◆ EXERCISE AIM ◆
For the data below, report the number of lines that contain the string "индексу" and nothing else.

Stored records
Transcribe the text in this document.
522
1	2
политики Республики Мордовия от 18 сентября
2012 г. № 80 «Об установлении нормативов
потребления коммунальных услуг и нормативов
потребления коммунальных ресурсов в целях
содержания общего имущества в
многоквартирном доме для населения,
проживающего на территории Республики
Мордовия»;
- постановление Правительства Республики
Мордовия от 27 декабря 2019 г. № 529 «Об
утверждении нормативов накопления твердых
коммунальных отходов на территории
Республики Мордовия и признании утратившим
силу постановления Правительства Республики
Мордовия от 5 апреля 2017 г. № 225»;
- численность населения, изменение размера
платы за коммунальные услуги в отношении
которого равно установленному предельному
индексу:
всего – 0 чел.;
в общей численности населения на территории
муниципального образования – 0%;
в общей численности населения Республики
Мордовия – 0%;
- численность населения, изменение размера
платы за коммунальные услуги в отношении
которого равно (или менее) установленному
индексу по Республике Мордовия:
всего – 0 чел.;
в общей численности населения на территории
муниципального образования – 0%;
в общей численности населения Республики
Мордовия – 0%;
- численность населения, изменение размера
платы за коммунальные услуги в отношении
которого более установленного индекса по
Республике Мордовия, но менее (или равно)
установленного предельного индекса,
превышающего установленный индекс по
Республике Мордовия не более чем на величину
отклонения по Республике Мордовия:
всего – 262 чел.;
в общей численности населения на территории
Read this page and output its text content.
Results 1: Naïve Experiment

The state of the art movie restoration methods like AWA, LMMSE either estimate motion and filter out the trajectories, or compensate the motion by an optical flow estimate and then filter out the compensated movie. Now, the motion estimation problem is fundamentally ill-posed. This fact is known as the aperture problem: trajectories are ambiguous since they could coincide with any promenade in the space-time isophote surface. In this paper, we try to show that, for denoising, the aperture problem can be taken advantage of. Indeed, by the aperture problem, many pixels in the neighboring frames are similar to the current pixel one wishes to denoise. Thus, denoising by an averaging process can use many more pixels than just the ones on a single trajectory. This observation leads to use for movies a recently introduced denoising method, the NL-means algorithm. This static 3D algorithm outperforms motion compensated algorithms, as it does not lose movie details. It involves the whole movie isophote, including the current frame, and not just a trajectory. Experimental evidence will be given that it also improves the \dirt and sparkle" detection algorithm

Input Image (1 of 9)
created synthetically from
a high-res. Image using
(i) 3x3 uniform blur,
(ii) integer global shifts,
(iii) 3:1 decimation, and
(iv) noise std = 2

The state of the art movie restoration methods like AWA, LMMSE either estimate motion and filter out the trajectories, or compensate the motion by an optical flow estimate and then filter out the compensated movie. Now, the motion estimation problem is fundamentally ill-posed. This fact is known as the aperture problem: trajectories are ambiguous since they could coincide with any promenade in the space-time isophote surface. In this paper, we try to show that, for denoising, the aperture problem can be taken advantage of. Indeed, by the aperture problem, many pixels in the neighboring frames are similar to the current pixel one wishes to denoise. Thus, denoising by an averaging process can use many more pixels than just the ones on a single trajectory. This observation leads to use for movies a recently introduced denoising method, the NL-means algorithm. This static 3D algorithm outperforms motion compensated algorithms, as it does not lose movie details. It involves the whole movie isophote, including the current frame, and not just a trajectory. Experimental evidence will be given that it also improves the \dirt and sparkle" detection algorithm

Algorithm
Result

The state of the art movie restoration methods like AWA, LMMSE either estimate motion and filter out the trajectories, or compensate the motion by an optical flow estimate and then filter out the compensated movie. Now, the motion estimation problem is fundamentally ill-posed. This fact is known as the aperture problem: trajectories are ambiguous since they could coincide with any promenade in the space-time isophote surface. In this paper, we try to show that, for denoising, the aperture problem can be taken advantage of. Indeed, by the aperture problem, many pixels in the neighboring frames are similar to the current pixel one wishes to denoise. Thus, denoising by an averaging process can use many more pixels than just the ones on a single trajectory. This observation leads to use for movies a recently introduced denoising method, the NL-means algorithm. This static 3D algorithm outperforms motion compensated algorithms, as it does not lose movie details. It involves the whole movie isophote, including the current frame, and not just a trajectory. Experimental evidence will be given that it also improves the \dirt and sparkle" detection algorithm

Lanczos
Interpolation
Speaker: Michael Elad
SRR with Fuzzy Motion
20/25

◆ RESULT OF THE EXERCISE ◆
2